Written task ▸ Tally all lines containing the word "Overall". Give the number alone.
══════════════════════════════
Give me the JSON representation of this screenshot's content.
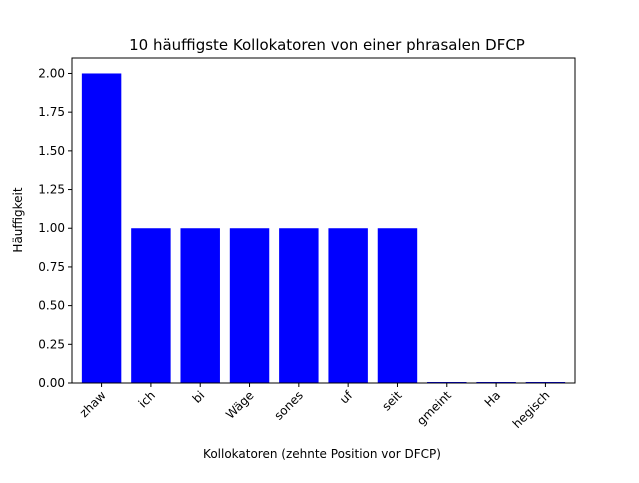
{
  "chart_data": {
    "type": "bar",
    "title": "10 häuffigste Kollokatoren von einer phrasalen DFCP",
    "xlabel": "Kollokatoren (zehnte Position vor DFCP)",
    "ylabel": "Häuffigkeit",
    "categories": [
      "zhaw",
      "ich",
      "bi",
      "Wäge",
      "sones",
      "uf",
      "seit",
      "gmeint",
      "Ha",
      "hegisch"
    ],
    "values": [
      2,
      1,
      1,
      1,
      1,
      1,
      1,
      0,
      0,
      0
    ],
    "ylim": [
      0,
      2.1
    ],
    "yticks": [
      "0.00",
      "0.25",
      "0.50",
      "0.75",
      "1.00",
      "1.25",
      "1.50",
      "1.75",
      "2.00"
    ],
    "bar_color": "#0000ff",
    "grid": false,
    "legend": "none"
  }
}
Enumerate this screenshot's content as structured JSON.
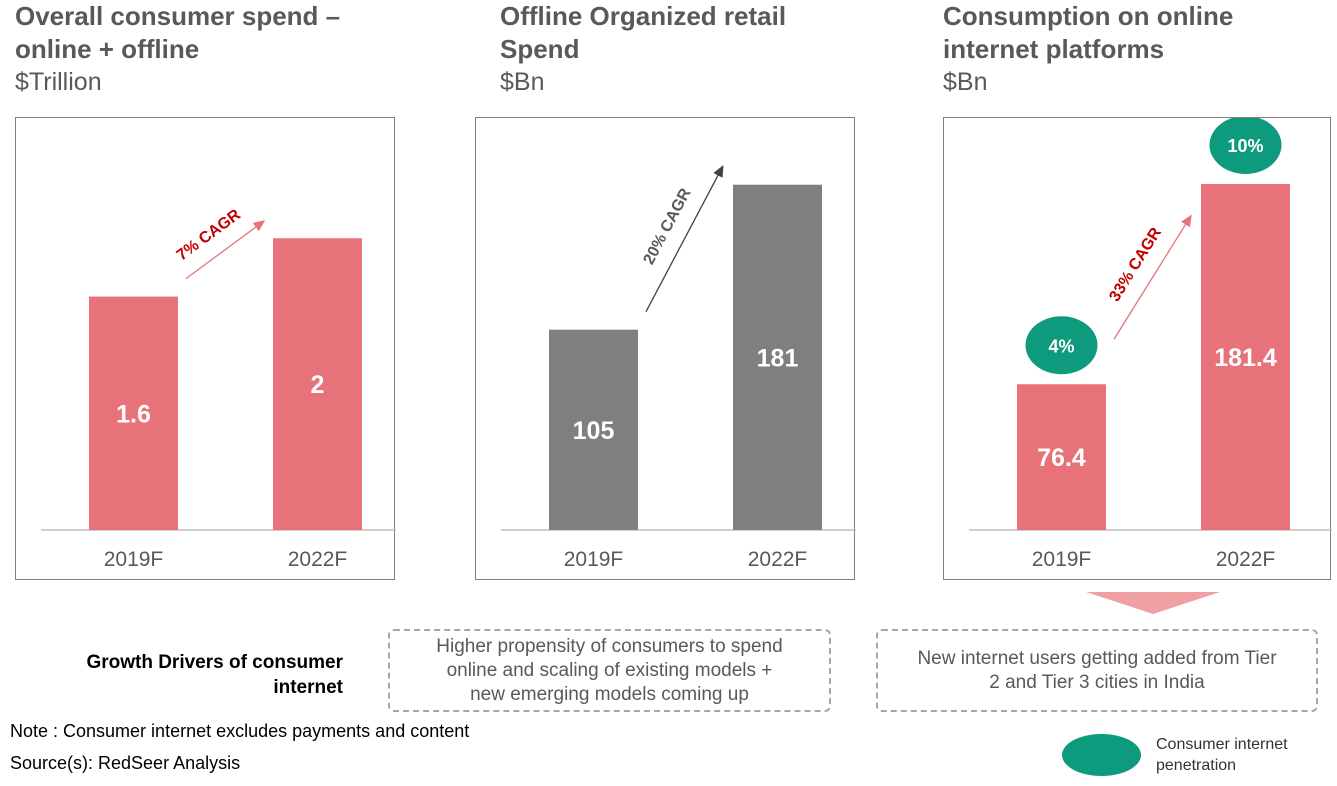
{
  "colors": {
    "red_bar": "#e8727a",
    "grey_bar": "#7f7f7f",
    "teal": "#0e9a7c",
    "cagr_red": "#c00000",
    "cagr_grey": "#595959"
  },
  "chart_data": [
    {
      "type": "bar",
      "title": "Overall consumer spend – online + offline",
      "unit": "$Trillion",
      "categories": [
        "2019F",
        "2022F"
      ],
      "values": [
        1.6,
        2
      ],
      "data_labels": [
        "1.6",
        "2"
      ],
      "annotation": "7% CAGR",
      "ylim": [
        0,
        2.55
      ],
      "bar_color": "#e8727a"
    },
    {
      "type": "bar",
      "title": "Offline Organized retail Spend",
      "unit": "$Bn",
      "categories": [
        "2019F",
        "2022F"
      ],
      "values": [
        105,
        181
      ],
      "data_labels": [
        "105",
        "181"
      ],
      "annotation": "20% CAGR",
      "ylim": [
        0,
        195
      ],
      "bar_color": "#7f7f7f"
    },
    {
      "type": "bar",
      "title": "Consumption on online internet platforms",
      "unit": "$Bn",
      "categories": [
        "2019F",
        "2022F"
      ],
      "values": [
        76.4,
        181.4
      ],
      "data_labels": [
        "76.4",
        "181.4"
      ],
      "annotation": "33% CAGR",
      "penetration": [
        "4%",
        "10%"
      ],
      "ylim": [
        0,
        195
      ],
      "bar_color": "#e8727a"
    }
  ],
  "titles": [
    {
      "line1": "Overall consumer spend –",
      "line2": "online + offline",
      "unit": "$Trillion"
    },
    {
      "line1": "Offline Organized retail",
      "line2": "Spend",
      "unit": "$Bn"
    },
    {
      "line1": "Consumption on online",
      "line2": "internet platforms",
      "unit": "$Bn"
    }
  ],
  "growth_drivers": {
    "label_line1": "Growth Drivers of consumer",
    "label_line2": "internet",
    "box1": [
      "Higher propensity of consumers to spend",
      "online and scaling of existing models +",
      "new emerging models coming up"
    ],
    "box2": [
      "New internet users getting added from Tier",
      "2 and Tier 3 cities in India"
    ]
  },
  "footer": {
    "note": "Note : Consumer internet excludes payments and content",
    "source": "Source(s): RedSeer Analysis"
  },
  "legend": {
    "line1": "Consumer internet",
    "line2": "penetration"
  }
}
══════════════════════════════
Full output ▸ 2